WORK TASK »
The word "Arbetet" occurs in some of the lines below; copy each of those lines.

-- Opening Marker --

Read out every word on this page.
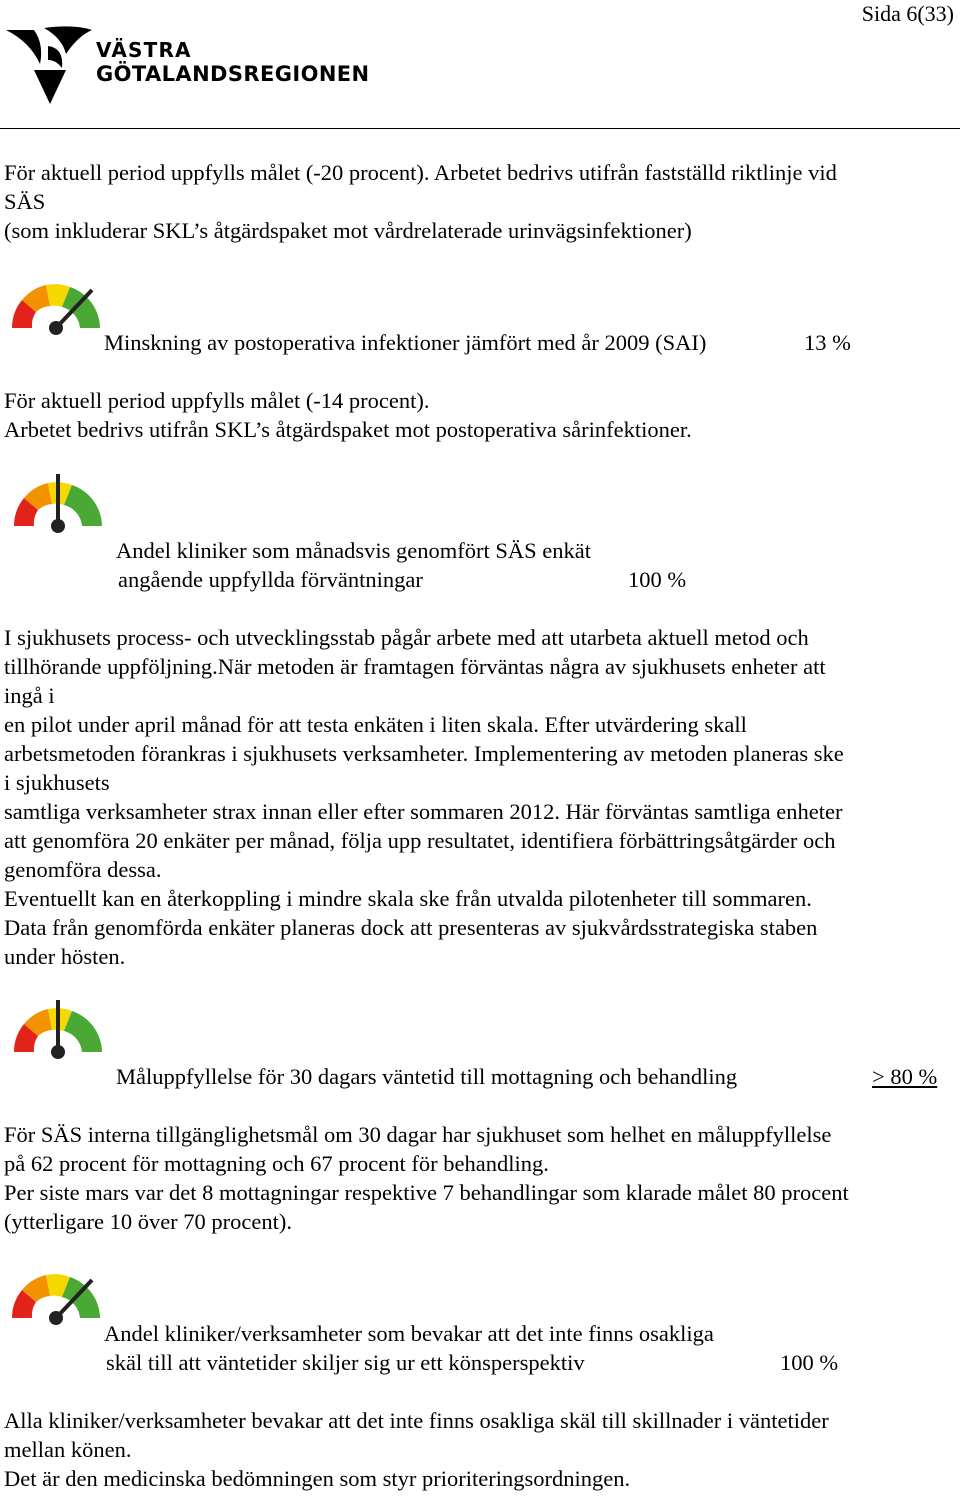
Sida 6(33)
VÄSTRA
GÖTALANDSREGIONEN
För aktuell period uppfylls målet (-20 procent). Arbetet bedrivs utifrån fastställd riktlinje vid
SÄS
(som inkluderar SKL’s åtgärdspaket mot vårdrelaterade urinvägsinfektioner)
Minskning av postoperativa infektioner jämfört med år 2009 (SAI)	13 %
För aktuell period uppfylls målet (-14 procent).
Arbetet bedrivs utifrån SKL’s åtgärdspaket mot postoperativa sårinfektioner.
Andel kliniker som månadsvis genomfört SÄS enkät
angående uppfyllda förväntningar	100 %
I sjukhusets process- och utvecklingsstab pågår arbete med att utarbeta aktuell metod och
tillhörande uppföljning.När metoden är framtagen förväntas några av sjukhusets enheter att
ingå i
en pilot under april månad för att testa enkäten i liten skala. Efter utvärdering skall
arbetsmetoden förankras i sjukhusets verksamheter. Implementering av metoden planeras ske
i sjukhusets
samtliga verksamheter strax innan eller efter sommaren 2012. Här förväntas samtliga enheter
att genomföra 20 enkäter per månad, följa upp resultatet, identifiera förbättringsåtgärder och
genomföra dessa.
Eventuellt kan en återkoppling i mindre skala ske från utvalda pilotenheter till sommaren.
Data från genomförda enkäter planeras dock att presenteras av sjukvårdsstrategiska staben
under hösten.
Måluppfyllelse för 30 dagars väntetid till mottagning och behandling	> 80 %
För SÄS interna tillgänglighetsmål om 30 dagar har sjukhuset som helhet en måluppfyllelse
på 62 procent för mottagning och 67 procent för behandling.
Per siste mars var det 8 mottagningar respektive 7 behandlingar som klarade målet 80 procent
(ytterligare 10 över 70 procent).
Andel kliniker/verksamheter som bevakar att det inte finns osakliga
skäl till att väntetider skiljer sig ur ett könsperspektiv	100 %
Alla kliniker/verksamheter bevakar att det inte finns osakliga skäl till skillnader i väntetider
mellan könen.
Det är den medicinska bedömningen som styr prioriteringsordningen.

-- Closing Marker --

RESPONSE TO THIS TASK »
För aktuell period uppfylls målet (-20 procent). Arbetet bedrivs utifrån fastställd riktlinje vid
Arbetet bedrivs utifrån SKL’s åtgärdspaket mot postoperativa sårinfektioner.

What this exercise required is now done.